● Aim of the exercise: Do not copy the pictures; transcribe all other material exactly.

Dataset rows:
****

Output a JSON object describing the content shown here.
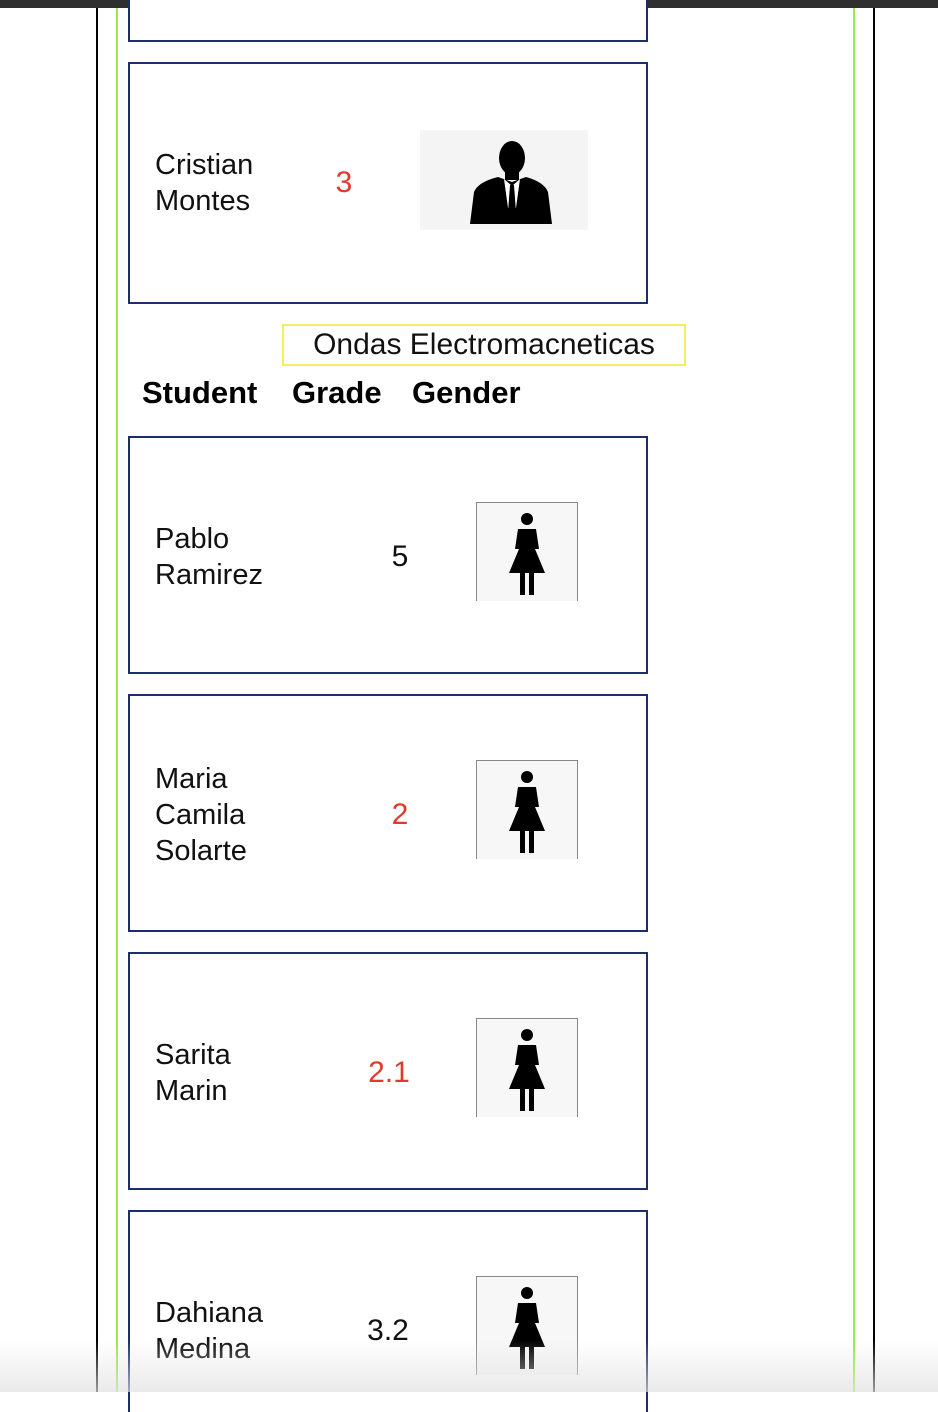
{
  "top_card": {},
  "students_previous": [
    {
      "name": "Cristian\nMontes",
      "grade": "3",
      "gender_icon": "male-silhouette-icon",
      "status": "fail"
    }
  ],
  "subject": {
    "title": "Ondas Electromacneticas",
    "headers": {
      "student": "Student",
      "grade": "Grade",
      "gender": "Gender"
    },
    "students": [
      {
        "name": "Pablo\nRamirez",
        "grade": "5",
        "gender_icon": "female-figure-icon",
        "status": "pass"
      },
      {
        "name": "Maria\nCamila\nSolarte",
        "grade": "2",
        "gender_icon": "female-figure-icon",
        "status": "fail"
      },
      {
        "name": "Sarita\nMarin",
        "grade": "2.1",
        "gender_icon": "female-figure-icon",
        "status": "fail"
      },
      {
        "name": "Dahiana\nMedina",
        "grade": "3.2",
        "gender_icon": "female-figure-icon",
        "status": "pass"
      }
    ]
  },
  "colors": {
    "card_border": "#1b2f6b",
    "title_border": "#f3f05a",
    "failing_grade": "#e03a2a",
    "container_green": "#9be84a"
  }
}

****

● Exercise answer:
Output a JSON object describing the content shown here.
{
  "top_card": {},
  "students_previous": [
    {
      "name": "Cristian\nMontes",
      "grade": "3",
      "gender_icon": "male-silhouette-icon",
      "status": "fail"
    }
  ],
  "subject": {
    "title": "Ondas Electromacneticas",
    "headers": {
      "student": "Student",
      "grade": "Grade",
      "gender": "Gender"
    },
    "students": [
      {
        "name": "Pablo\nRamirez",
        "grade": "5",
        "gender_icon": "female-figure-icon",
        "status": "pass"
      },
      {
        "name": "Maria\nCamila\nSolarte",
        "grade": "2",
        "gender_icon": "female-figure-icon",
        "status": "fail"
      },
      {
        "name": "Sarita\nMarin",
        "grade": "2.1",
        "gender_icon": "female-figure-icon",
        "status": "fail"
      },
      {
        "name": "Dahiana\nMedina",
        "grade": "3.2",
        "gender_icon": "female-figure-icon",
        "status": "pass"
      }
    ]
  },
  "colors": {
    "card_border": "#1b2f6b",
    "title_border": "#f3f05a",
    "failing_grade": "#e03a2a",
    "container_green": "#9be84a"
  }
}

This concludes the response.